Write out the material below again, unchanged.

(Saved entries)
»»

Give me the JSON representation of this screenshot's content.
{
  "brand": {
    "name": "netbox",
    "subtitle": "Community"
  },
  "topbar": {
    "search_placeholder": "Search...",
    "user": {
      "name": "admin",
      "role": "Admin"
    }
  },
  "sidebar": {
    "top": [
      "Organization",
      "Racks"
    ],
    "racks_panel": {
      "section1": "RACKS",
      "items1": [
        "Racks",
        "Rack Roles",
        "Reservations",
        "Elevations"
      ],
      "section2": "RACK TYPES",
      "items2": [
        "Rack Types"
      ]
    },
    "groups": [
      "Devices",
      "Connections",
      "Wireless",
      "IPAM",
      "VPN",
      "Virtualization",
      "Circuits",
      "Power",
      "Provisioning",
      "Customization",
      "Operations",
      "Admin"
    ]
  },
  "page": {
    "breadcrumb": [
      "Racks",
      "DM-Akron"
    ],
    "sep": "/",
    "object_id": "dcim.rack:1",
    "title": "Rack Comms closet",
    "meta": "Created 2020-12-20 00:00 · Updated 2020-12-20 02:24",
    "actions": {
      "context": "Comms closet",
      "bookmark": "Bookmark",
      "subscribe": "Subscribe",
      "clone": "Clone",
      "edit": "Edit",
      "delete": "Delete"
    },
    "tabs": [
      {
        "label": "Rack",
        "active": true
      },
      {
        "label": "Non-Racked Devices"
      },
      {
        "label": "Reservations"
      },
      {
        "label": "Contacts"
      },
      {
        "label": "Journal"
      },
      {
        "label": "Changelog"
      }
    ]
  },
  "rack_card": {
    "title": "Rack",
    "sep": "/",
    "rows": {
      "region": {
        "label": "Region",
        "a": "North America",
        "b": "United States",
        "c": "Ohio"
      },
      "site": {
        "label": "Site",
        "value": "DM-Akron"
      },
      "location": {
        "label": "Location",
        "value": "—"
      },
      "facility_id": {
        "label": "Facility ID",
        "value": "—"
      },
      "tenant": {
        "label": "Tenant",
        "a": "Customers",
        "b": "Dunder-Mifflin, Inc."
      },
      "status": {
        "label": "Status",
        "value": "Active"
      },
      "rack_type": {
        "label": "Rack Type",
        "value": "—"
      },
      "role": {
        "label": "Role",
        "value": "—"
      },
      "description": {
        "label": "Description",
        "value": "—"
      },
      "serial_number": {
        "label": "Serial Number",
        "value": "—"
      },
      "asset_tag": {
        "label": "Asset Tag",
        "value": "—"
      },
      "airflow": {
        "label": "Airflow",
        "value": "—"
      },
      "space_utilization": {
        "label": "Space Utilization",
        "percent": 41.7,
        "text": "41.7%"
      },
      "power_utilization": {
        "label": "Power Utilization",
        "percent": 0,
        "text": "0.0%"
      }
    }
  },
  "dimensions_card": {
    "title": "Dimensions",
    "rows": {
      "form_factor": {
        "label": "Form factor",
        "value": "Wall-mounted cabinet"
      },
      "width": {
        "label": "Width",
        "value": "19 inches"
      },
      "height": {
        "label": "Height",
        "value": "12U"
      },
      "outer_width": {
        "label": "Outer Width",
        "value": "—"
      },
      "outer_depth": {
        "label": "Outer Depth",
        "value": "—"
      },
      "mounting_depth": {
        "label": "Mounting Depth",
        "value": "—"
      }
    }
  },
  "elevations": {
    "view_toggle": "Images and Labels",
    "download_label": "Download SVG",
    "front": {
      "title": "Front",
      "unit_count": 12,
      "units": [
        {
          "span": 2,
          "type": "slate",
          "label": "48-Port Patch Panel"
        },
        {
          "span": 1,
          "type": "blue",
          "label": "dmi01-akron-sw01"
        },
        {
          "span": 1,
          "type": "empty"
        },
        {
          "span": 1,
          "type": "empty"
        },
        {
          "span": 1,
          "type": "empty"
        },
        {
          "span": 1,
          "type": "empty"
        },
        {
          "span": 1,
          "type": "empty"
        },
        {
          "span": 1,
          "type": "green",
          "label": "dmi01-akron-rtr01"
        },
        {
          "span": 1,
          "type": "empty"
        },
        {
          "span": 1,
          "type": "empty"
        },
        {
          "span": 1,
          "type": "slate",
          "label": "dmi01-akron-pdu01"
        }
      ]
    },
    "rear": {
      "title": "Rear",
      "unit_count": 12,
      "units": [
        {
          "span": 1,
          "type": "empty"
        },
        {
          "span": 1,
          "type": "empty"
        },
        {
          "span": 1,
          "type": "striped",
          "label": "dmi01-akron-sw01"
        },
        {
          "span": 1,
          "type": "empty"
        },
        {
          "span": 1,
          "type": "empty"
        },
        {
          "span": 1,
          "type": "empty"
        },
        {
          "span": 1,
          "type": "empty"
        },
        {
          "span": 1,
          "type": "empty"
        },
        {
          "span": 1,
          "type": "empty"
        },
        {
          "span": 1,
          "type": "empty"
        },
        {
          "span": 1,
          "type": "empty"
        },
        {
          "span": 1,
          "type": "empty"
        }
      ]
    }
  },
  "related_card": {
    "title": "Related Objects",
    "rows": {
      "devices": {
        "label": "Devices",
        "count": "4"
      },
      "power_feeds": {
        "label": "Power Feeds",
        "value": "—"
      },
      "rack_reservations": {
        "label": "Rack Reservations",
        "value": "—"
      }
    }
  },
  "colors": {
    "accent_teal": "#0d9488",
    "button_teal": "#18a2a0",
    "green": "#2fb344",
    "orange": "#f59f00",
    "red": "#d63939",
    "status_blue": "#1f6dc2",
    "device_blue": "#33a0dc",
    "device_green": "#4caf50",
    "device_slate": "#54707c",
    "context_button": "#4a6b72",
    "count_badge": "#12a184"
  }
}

««

**THE REPLY:**
Give me the JSON representation of this screenshot's content.
{
  "brand": {
    "name": "netbox",
    "subtitle": "Community"
  },
  "topbar": {
    "search_placeholder": "Search...",
    "user": {
      "name": "admin",
      "role": "Admin"
    }
  },
  "sidebar": {
    "top": [
      "Organization",
      "Racks"
    ],
    "racks_panel": {
      "section1": "RACKS",
      "items1": [
        "Racks",
        "Rack Roles",
        "Reservations",
        "Elevations"
      ],
      "section2": "RACK TYPES",
      "items2": [
        "Rack Types"
      ]
    },
    "groups": [
      "Devices",
      "Connections",
      "Wireless",
      "IPAM",
      "VPN",
      "Virtualization",
      "Circuits",
      "Power",
      "Provisioning",
      "Customization",
      "Operations",
      "Admin"
    ]
  },
  "page": {
    "breadcrumb": [
      "Racks",
      "DM-Akron"
    ],
    "sep": "/",
    "object_id": "dcim.rack:1",
    "title": "Rack Comms closet",
    "meta": "Created 2020-12-20 00:00 · Updated 2020-12-20 02:24",
    "actions": {
      "context": "Comms closet",
      "bookmark": "Bookmark",
      "subscribe": "Subscribe",
      "clone": "Clone",
      "edit": "Edit",
      "delete": "Delete"
    },
    "tabs": [
      {
        "label": "Rack",
        "active": true
      },
      {
        "label": "Non-Racked Devices"
      },
      {
        "label": "Reservations"
      },
      {
        "label": "Contacts"
      },
      {
        "label": "Journal"
      },
      {
        "label": "Changelog"
      }
    ]
  },
  "rack_card": {
    "title": "Rack",
    "sep": "/",
    "rows": {
      "region": {
        "label": "Region",
        "a": "North America",
        "b": "United States",
        "c": "Ohio"
      },
      "site": {
        "label": "Site",
        "value": "DM-Akron"
      },
      "location": {
        "label": "Location",
        "value": "—"
      },
      "facility_id": {
        "label": "Facility ID",
        "value": "—"
      },
      "tenant": {
        "label": "Tenant",
        "a": "Customers",
        "b": "Dunder-Mifflin, Inc."
      },
      "status": {
        "label": "Status",
        "value": "Active"
      },
      "rack_type": {
        "label": "Rack Type",
        "value": "—"
      },
      "role": {
        "label": "Role",
        "value": "—"
      },
      "description": {
        "label": "Description",
        "value": "—"
      },
      "serial_number": {
        "label": "Serial Number",
        "value": "—"
      },
      "asset_tag": {
        "label": "Asset Tag",
        "value": "—"
      },
      "airflow": {
        "label": "Airflow",
        "value": "—"
      },
      "space_utilization": {
        "label": "Space Utilization",
        "percent": 41.7,
        "text": "41.7%"
      },
      "power_utilization": {
        "label": "Power Utilization",
        "percent": 0,
        "text": "0.0%"
      }
    }
  },
  "dimensions_card": {
    "title": "Dimensions",
    "rows": {
      "form_factor": {
        "label": "Form factor",
        "value": "Wall-mounted cabinet"
      },
      "width": {
        "label": "Width",
        "value": "19 inches"
      },
      "height": {
        "label": "Height",
        "value": "12U"
      },
      "outer_width": {
        "label": "Outer Width",
        "value": "—"
      },
      "outer_depth": {
        "label": "Outer Depth",
        "value": "—"
      },
      "mounting_depth": {
        "label": "Mounting Depth",
        "value": "—"
      }
    }
  },
  "elevations": {
    "view_toggle": "Images and Labels",
    "download_label": "Download SVG",
    "front": {
      "title": "Front",
      "unit_count": 12,
      "units": [
        {
          "span": 2,
          "type": "slate",
          "label": "48-Port Patch Panel"
        },
        {
          "span": 1,
          "type": "blue",
          "label": "dmi01-akron-sw01"
        },
        {
          "span": 1,
          "type": "empty"
        },
        {
          "span": 1,
          "type": "empty"
        },
        {
          "span": 1,
          "type": "empty"
        },
        {
          "span": 1,
          "type": "empty"
        },
        {
          "span": 1,
          "type": "empty"
        },
        {
          "span": 1,
          "type": "green",
          "label": "dmi01-akron-rtr01"
        },
        {
          "span": 1,
          "type": "empty"
        },
        {
          "span": 1,
          "type": "empty"
        },
        {
          "span": 1,
          "type": "slate",
          "label": "dmi01-akron-pdu01"
        }
      ]
    },
    "rear": {
      "title": "Rear",
      "unit_count": 12,
      "units": [
        {
          "span": 1,
          "type": "empty"
        },
        {
          "span": 1,
          "type": "empty"
        },
        {
          "span": 1,
          "type": "striped",
          "label": "dmi01-akron-sw01"
        },
        {
          "span": 1,
          "type": "empty"
        },
        {
          "span": 1,
          "type": "empty"
        },
        {
          "span": 1,
          "type": "empty"
        },
        {
          "span": 1,
          "type": "empty"
        },
        {
          "span": 1,
          "type": "empty"
        },
        {
          "span": 1,
          "type": "empty"
        },
        {
          "span": 1,
          "type": "empty"
        },
        {
          "span": 1,
          "type": "empty"
        },
        {
          "span": 1,
          "type": "empty"
        }
      ]
    }
  },
  "related_card": {
    "title": "Related Objects",
    "rows": {
      "devices": {
        "label": "Devices",
        "count": "4"
      },
      "power_feeds": {
        "label": "Power Feeds",
        "value": "—"
      },
      "rack_reservations": {
        "label": "Rack Reservations",
        "value": "—"
      }
    }
  },
  "colors": {
    "accent_teal": "#0d9488",
    "button_teal": "#18a2a0",
    "green": "#2fb344",
    "orange": "#f59f00",
    "red": "#d63939",
    "status_blue": "#1f6dc2",
    "device_blue": "#33a0dc",
    "device_green": "#4caf50",
    "device_slate": "#54707c",
    "context_button": "#4a6b72",
    "count_badge": "#12a184"
  }
}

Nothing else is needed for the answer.